Sort through the data and copy the lines holding the word "overline".

===== Material for this task =====

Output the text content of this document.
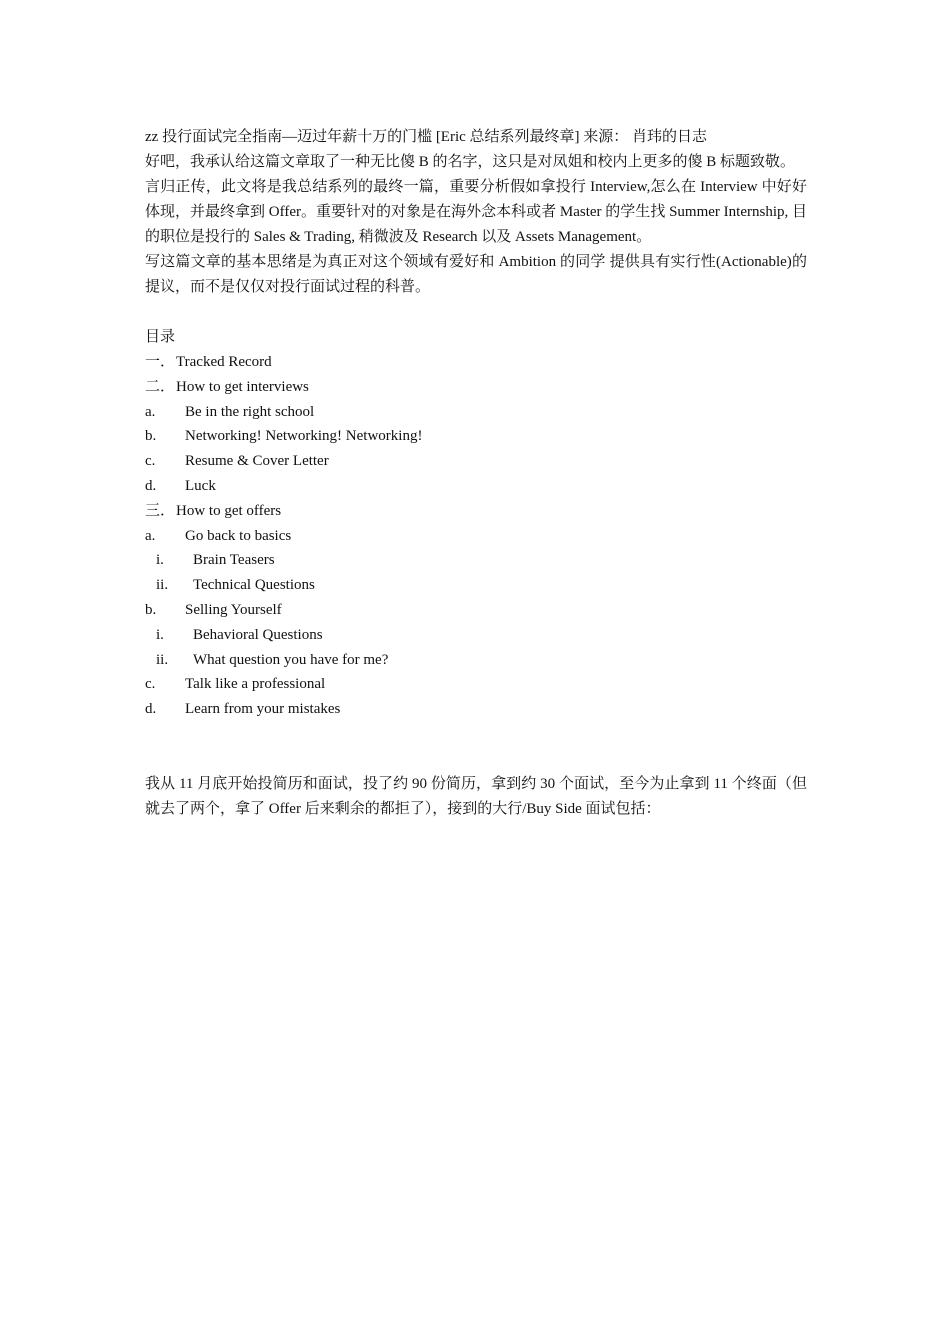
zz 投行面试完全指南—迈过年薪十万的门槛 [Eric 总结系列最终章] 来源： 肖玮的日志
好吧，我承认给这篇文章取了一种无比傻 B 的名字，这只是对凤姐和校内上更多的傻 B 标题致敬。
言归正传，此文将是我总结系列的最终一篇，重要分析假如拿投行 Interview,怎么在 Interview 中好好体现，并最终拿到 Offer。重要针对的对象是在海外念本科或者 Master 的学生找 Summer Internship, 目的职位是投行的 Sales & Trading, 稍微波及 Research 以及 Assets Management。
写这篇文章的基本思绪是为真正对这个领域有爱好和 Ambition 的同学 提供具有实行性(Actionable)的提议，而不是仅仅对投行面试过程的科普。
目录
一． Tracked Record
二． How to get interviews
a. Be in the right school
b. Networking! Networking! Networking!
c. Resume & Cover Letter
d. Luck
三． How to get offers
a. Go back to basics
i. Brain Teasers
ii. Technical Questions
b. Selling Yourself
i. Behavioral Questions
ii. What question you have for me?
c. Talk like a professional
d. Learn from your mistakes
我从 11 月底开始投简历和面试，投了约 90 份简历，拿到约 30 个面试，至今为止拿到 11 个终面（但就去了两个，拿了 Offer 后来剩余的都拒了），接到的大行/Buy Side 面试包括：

=====
===== Material for this task =====

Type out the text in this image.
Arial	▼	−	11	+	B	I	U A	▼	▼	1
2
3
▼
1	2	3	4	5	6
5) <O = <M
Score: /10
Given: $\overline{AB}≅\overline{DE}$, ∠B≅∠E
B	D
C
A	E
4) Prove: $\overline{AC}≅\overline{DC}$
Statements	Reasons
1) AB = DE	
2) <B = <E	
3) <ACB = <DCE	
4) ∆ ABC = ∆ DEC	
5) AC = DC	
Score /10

=====
===== Material for this task =====

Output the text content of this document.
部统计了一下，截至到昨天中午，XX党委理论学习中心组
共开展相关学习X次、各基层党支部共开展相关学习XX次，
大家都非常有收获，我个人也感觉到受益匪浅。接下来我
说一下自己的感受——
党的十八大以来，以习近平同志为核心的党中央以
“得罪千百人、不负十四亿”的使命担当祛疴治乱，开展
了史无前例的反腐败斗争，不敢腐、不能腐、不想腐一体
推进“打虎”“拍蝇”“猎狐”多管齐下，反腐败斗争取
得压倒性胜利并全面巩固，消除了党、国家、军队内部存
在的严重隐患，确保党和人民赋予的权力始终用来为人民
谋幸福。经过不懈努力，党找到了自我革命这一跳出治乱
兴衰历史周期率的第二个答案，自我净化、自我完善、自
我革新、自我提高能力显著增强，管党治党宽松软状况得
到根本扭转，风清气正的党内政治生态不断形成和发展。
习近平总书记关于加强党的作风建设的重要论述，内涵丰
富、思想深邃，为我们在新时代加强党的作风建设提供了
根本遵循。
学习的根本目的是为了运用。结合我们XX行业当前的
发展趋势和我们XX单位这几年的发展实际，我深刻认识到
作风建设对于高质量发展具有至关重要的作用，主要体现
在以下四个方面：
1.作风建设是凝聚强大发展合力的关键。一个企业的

=====

◆ **Solution for this task**:
Given: $\overline{AB}≅\overline{DE}$, ∠B≅∠E
4) Prove: $\overline{AC}≅\overline{DC}$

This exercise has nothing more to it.